Problem requirements:
Lines from the one containing "What data populates" through the last line of the data are to be repeated word for word, both ends included.

Records provided:
------
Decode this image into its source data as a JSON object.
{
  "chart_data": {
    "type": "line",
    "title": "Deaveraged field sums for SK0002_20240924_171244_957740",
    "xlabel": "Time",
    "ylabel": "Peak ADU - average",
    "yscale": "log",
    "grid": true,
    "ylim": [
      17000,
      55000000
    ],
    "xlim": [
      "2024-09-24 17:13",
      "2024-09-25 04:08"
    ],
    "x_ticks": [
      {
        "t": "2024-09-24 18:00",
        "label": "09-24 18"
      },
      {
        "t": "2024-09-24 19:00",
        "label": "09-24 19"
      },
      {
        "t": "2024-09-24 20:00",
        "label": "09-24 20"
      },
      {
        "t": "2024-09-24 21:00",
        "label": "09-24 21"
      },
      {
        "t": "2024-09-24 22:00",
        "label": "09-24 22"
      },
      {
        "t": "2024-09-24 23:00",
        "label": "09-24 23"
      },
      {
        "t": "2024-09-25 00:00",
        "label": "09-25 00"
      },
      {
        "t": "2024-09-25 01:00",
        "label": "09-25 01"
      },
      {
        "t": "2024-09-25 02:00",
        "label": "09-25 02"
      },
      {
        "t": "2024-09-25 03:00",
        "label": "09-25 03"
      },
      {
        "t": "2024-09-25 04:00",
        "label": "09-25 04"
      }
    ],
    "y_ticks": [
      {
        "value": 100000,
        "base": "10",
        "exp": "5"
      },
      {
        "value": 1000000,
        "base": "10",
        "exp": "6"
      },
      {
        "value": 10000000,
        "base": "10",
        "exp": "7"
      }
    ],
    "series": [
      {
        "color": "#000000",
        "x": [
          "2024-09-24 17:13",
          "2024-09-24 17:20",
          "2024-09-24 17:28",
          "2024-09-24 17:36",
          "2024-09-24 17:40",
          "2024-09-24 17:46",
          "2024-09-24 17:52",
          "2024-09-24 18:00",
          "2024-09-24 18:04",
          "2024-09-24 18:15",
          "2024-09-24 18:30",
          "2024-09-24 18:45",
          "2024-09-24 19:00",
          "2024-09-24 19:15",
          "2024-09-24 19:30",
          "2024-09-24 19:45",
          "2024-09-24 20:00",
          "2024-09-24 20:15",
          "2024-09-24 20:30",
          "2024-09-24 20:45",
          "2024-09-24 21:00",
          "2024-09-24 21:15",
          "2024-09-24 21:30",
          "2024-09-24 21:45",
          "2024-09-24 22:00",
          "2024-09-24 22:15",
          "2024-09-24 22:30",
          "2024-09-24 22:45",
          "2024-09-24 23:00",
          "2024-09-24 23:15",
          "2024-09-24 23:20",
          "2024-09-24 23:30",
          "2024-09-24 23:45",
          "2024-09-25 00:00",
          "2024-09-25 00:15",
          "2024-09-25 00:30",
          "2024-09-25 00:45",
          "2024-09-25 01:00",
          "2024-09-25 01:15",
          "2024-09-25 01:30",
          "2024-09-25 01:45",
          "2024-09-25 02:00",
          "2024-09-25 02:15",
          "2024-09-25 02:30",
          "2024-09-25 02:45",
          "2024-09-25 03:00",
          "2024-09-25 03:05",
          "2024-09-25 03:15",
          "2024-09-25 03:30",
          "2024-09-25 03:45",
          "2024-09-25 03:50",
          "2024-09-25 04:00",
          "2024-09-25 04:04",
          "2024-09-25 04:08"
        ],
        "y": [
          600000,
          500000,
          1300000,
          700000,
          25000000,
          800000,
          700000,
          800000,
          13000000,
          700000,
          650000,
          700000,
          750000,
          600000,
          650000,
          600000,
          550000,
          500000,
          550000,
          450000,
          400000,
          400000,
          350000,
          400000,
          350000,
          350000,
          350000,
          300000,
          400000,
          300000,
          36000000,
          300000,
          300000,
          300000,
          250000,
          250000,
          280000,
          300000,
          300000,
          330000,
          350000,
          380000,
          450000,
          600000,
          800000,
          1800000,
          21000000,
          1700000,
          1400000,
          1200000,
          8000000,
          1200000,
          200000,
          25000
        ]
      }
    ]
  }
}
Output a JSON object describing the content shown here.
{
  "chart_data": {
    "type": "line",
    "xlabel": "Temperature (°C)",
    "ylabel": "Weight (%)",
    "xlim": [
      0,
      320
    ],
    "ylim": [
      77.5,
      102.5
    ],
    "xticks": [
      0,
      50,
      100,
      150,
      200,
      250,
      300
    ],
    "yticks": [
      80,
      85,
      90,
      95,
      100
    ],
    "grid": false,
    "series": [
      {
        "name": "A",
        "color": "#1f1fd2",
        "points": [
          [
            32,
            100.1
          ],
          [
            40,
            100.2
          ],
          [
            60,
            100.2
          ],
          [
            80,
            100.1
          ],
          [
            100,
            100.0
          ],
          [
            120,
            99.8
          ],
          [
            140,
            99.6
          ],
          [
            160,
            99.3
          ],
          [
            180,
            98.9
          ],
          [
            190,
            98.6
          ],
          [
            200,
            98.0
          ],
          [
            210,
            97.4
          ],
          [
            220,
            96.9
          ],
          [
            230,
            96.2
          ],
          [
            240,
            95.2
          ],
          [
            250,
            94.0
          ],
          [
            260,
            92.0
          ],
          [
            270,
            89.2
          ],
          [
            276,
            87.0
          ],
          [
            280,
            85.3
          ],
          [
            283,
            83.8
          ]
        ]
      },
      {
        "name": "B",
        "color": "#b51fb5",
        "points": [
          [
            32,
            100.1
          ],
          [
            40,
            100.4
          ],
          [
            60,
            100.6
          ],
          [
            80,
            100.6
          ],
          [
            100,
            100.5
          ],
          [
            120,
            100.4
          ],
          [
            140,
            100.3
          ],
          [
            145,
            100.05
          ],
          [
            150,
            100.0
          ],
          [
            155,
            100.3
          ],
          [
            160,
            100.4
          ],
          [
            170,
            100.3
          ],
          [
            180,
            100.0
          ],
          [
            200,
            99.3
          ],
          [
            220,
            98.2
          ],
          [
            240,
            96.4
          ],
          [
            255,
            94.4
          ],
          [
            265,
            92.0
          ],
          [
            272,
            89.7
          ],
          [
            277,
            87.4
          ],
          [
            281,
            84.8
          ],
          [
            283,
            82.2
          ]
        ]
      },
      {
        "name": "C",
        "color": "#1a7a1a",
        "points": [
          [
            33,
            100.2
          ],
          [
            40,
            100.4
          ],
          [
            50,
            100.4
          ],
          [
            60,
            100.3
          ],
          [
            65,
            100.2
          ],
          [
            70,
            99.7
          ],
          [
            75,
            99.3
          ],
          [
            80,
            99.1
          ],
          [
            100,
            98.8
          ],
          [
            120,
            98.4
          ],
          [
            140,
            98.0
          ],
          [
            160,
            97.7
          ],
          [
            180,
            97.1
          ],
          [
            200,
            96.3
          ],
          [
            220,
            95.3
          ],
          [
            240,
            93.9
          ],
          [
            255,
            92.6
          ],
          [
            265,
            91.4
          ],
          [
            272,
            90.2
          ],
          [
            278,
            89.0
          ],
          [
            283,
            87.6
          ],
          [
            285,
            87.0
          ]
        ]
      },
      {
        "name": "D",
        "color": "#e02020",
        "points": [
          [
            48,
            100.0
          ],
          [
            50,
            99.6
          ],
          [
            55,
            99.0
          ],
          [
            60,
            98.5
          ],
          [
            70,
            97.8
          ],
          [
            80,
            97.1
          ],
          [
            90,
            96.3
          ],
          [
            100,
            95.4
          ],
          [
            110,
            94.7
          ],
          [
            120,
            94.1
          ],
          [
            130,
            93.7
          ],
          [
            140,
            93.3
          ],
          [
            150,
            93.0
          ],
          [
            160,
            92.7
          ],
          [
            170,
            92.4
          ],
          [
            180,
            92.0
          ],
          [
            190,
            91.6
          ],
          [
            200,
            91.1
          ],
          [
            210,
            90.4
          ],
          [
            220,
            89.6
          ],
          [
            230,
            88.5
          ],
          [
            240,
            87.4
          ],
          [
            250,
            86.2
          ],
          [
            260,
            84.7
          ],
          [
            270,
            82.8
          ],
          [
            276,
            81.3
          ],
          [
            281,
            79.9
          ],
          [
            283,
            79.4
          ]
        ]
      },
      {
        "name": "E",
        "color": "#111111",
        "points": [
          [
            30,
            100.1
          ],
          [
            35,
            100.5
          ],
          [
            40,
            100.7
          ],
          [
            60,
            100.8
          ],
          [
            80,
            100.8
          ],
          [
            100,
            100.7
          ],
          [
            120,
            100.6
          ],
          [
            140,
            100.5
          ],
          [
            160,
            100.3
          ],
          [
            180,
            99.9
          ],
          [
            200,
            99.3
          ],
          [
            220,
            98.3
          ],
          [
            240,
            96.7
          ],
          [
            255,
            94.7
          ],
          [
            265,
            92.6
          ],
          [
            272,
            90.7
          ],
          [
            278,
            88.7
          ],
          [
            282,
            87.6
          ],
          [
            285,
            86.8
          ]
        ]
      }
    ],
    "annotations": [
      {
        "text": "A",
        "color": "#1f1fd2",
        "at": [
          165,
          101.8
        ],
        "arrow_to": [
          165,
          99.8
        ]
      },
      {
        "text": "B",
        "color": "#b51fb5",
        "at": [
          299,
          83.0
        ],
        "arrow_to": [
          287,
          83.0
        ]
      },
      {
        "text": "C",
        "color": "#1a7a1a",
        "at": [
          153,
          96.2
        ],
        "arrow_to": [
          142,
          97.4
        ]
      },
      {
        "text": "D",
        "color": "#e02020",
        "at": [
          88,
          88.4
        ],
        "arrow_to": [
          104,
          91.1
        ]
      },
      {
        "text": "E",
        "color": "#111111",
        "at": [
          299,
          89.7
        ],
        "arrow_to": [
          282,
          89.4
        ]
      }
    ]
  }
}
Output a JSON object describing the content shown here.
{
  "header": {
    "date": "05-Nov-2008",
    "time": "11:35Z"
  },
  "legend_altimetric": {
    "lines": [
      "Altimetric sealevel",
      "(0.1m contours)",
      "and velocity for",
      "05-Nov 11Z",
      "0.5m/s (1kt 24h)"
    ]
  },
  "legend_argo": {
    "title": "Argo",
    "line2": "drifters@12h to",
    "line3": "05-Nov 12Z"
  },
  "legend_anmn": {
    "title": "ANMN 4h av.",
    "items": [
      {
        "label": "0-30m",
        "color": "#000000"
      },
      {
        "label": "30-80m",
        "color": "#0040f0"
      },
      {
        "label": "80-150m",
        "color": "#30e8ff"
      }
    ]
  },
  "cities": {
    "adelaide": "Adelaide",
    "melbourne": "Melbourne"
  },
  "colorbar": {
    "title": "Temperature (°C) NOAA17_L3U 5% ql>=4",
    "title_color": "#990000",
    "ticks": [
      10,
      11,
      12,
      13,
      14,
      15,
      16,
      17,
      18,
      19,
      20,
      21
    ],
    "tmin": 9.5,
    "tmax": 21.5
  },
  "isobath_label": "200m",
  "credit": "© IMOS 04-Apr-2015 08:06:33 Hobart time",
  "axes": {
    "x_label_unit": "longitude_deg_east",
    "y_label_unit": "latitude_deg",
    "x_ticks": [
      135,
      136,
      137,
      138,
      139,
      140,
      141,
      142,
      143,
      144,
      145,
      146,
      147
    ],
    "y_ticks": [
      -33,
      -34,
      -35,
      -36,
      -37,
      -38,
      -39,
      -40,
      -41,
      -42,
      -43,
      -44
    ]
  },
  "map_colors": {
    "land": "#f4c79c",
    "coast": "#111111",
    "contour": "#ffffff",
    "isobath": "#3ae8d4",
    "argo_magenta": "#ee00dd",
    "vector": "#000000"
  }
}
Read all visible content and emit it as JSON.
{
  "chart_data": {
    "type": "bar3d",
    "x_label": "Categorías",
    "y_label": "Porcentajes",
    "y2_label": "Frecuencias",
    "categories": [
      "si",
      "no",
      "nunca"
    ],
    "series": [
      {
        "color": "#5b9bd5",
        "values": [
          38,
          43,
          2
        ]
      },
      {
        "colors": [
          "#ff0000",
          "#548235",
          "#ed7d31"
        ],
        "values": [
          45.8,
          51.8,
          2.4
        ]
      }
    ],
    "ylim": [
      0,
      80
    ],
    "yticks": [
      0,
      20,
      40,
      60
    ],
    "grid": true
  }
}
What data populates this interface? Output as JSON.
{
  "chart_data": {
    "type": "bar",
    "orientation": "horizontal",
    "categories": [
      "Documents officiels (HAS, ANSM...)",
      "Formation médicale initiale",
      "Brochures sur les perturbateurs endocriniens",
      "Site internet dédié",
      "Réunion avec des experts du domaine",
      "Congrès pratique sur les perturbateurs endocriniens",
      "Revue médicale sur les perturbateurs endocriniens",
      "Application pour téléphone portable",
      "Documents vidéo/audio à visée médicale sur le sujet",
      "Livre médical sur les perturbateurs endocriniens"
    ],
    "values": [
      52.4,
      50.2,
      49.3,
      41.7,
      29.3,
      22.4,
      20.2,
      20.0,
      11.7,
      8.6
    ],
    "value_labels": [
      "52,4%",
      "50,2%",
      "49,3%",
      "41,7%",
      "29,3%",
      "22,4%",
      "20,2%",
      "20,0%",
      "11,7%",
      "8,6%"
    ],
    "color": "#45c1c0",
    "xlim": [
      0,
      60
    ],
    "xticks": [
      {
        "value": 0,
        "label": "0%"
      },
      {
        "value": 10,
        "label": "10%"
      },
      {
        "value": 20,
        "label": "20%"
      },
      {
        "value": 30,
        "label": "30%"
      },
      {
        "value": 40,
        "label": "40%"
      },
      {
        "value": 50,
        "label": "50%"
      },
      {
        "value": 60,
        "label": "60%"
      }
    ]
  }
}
------
Worked solution:
What data populates this interface? Output as JSON.
{
  "chart_data": {
    "type": "bar",
    "orientation": "horizontal",
    "categories": [
      "Documents officiels (HAS, ANSM...)",
      "Formation médicale initiale",
      "Brochures sur les perturbateurs endocriniens",
      "Site internet dédié",
      "Réunion avec des experts du domaine",
      "Congrès pratique sur les perturbateurs endocriniens",
      "Revue médicale sur les perturbateurs endocriniens",
      "Application pour téléphone portable",
      "Documents vidéo/audio à visée médicale sur le sujet",
      "Livre médical sur les perturbateurs endocriniens"
    ],
    "values": [
      52.4,
      50.2,
      49.3,
      41.7,
      29.3,
      22.4,
      20.2,
      20.0,
      11.7,
      8.6
    ],
    "value_labels": [
      "52,4%",
      "50,2%",
      "49,3%",
      "41,7%",
      "29,3%",
      "22,4%",
      "20,2%",
      "20,0%",
      "11,7%",
      "8,6%"
    ],
    "color": "#45c1c0",
    "xlim": [
      0,
      60
    ],
    "xticks": [
      {
        "value": 0,
        "label": "0%"
      },
      {
        "value": 10,
        "label": "10%"
      },
      {
        "value": 20,
        "label": "20%"
      },
      {
        "value": 30,
        "label": "30%"
      },
      {
        "value": 40,
        "label": "40%"
      },
      {
        "value": 50,
        "label": "50%"
      },
      {
        "value": 60,
        "label": "60%"
      }
    ]
  }
}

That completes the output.